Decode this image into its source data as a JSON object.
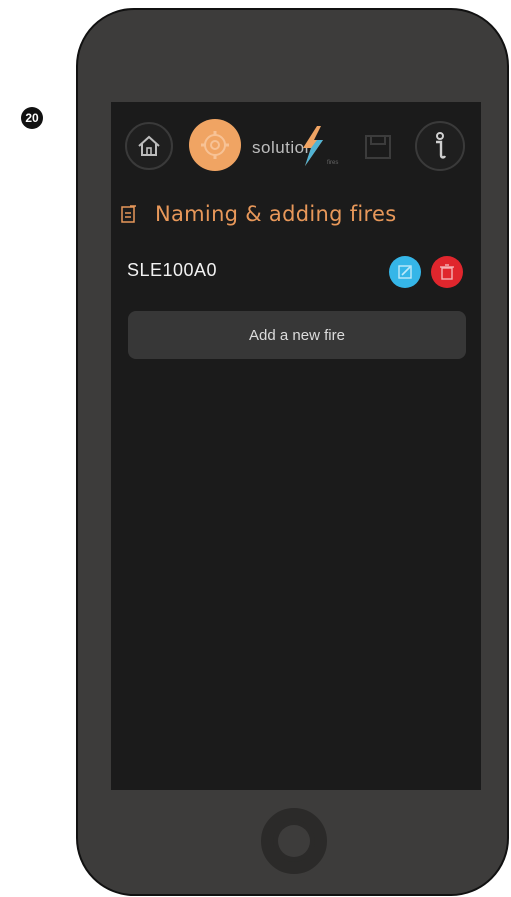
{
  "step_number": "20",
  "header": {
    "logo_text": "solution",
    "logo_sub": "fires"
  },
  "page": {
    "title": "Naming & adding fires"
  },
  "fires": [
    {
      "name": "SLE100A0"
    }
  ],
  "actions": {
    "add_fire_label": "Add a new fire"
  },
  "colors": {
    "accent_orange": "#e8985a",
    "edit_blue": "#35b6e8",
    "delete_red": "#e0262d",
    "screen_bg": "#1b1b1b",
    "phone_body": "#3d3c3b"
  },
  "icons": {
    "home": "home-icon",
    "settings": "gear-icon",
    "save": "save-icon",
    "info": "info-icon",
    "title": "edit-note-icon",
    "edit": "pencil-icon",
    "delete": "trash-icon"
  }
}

-------------------------

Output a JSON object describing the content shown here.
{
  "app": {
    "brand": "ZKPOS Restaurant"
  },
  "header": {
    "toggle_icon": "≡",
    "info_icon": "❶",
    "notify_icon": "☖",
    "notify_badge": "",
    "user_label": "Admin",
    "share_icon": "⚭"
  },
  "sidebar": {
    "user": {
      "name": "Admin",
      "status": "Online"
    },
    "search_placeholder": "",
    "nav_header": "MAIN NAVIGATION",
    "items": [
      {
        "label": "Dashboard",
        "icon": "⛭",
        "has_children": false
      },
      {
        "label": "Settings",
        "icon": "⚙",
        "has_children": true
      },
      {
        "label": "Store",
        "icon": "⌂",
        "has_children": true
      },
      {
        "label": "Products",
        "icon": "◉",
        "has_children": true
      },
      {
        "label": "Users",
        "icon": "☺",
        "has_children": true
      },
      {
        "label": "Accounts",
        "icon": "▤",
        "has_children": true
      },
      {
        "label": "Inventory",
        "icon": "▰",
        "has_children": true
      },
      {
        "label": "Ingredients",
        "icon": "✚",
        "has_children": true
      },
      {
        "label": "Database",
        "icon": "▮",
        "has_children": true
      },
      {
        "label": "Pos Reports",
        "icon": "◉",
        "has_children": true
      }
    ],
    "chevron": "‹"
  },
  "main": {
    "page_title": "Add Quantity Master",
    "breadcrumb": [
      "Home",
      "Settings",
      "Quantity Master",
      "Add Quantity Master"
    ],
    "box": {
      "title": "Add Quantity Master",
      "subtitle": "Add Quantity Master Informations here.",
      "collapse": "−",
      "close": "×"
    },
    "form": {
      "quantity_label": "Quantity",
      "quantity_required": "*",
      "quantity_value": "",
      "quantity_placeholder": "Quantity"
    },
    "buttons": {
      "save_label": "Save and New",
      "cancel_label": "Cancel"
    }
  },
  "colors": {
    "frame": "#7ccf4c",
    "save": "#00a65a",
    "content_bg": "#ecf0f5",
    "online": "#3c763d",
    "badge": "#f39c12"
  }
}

-------------------------

# Given exercise
Read the data above. Pull out each line in which the string "object" appears.

# Right answer
Decode this image into its source data as a JSON object.
Output a JSON object describing the content shown here.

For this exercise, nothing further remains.